(Figure dataset records)

= = = = = = =

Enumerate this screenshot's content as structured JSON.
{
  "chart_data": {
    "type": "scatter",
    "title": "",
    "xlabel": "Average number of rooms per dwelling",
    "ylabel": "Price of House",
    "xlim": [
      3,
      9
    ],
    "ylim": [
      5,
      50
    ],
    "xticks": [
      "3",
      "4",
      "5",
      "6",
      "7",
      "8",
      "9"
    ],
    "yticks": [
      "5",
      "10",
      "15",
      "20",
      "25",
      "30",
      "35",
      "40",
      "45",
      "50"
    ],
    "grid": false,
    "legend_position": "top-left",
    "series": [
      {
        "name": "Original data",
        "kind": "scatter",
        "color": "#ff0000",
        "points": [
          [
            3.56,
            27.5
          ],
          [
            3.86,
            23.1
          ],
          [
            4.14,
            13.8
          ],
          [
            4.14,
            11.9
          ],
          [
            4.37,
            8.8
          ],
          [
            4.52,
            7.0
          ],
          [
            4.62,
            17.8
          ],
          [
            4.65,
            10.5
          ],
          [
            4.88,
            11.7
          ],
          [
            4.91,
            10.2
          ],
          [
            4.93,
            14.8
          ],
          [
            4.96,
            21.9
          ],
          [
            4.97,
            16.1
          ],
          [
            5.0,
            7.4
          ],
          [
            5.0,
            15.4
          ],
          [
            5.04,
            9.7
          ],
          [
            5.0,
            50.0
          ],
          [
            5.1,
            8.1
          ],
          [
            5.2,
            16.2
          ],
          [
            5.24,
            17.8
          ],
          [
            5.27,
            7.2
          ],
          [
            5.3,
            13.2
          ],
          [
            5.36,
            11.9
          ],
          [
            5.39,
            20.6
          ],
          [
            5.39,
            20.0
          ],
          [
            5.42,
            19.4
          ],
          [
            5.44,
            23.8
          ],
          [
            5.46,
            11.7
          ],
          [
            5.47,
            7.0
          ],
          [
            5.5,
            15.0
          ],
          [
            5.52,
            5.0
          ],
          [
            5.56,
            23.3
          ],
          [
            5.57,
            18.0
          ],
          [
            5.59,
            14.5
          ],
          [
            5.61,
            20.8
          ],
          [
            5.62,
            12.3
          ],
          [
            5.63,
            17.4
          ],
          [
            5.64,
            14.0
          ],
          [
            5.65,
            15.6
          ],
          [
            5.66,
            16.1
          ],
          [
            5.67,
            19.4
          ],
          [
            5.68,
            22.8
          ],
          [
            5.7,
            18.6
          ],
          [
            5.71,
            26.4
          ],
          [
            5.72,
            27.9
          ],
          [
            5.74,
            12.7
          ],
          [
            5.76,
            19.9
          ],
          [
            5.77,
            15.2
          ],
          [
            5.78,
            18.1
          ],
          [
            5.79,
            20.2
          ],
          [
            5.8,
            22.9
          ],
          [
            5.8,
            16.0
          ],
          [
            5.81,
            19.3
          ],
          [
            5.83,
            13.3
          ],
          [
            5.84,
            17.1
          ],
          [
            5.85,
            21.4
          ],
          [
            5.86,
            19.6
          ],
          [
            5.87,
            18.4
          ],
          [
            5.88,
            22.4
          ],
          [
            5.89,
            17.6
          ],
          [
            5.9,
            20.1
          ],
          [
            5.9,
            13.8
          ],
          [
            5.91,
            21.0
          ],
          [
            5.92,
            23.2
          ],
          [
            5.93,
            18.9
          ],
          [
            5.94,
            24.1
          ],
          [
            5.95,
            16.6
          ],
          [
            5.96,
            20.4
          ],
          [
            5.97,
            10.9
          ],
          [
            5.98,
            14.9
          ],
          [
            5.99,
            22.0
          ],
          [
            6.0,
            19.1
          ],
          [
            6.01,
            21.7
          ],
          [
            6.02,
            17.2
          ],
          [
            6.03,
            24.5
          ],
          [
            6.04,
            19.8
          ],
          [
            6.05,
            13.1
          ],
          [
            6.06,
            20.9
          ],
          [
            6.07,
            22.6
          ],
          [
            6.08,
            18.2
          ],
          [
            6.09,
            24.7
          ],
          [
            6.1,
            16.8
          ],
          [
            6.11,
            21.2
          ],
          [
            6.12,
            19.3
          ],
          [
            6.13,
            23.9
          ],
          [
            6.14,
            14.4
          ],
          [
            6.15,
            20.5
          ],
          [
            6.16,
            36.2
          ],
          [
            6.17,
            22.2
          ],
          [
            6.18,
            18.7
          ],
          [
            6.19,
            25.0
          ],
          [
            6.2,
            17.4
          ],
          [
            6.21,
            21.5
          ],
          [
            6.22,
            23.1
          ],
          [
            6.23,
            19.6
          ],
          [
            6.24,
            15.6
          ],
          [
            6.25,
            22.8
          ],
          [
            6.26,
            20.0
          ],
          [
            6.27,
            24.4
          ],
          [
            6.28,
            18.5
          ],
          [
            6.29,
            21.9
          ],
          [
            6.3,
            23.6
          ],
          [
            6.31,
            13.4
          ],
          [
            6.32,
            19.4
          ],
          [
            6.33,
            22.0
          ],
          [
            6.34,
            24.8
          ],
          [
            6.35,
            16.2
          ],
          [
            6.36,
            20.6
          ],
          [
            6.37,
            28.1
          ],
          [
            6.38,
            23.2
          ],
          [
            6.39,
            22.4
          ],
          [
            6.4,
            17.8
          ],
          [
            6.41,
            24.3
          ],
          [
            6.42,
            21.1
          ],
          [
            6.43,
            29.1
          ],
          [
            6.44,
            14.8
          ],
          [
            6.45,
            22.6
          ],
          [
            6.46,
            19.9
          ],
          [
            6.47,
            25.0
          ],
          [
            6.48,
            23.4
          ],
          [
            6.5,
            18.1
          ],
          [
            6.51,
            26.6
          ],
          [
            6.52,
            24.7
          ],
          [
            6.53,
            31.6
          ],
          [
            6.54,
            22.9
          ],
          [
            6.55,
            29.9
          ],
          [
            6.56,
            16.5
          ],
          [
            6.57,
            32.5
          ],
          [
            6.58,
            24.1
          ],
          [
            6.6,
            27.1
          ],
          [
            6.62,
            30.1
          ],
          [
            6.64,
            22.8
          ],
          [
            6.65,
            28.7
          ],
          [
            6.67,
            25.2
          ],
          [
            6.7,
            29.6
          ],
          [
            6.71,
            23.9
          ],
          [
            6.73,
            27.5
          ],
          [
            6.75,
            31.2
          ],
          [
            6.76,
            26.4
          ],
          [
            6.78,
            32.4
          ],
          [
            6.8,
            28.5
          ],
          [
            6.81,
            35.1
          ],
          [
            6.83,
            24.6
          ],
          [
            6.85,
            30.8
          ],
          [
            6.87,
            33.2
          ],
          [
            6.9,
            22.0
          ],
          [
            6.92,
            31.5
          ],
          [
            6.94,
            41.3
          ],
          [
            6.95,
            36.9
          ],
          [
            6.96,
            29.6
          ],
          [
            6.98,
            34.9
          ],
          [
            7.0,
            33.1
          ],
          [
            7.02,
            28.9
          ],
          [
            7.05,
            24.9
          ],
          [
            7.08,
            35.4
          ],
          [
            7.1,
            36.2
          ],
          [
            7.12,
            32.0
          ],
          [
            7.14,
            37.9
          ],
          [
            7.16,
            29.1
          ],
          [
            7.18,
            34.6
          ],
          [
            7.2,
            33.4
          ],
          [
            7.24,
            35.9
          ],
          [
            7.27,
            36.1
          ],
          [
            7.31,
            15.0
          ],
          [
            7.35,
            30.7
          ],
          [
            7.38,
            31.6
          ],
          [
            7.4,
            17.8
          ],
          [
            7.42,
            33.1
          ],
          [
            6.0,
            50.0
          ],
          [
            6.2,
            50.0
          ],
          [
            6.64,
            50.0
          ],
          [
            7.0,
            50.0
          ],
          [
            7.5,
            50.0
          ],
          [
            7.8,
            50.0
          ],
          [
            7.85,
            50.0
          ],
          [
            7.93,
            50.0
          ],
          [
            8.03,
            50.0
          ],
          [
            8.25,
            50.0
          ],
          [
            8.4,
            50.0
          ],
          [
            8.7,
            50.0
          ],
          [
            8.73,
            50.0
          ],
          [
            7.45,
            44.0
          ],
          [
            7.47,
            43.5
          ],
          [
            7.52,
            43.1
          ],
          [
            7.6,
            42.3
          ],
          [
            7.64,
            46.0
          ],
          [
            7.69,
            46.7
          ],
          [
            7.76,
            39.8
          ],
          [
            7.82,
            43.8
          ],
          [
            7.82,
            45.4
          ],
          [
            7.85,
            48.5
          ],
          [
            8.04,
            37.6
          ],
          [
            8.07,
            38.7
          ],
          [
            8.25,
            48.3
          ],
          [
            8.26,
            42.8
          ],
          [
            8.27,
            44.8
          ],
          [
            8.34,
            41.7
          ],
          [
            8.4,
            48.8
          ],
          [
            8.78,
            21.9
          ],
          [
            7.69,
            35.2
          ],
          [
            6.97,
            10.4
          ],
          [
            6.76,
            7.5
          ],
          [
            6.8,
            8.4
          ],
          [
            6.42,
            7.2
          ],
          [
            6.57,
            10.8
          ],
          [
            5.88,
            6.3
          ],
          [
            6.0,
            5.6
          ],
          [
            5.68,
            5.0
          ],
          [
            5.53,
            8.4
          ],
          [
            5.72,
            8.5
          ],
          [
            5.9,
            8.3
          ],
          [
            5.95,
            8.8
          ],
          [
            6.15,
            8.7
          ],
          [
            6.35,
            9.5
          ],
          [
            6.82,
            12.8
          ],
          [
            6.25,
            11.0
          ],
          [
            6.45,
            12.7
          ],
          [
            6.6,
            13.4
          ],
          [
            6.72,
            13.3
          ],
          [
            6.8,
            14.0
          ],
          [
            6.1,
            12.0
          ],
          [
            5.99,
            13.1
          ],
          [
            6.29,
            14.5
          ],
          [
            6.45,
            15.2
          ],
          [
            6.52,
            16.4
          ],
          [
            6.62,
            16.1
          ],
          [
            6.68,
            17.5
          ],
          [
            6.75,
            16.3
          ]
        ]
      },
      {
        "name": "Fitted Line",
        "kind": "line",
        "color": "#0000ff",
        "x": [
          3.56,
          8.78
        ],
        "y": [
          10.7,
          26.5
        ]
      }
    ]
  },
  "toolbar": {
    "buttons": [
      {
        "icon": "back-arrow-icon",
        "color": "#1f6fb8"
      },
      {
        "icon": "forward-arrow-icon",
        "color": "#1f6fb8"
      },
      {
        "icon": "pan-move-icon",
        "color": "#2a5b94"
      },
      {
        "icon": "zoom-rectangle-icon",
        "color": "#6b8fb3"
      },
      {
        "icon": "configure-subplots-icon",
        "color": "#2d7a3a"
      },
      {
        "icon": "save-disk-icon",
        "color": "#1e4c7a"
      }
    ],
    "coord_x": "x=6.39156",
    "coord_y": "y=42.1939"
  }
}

= = = = = = =

- TASK GOAL: Reply with nothing except the number of lines in the listing above that include "arrow".

- COMPLETE RESPONSE: 2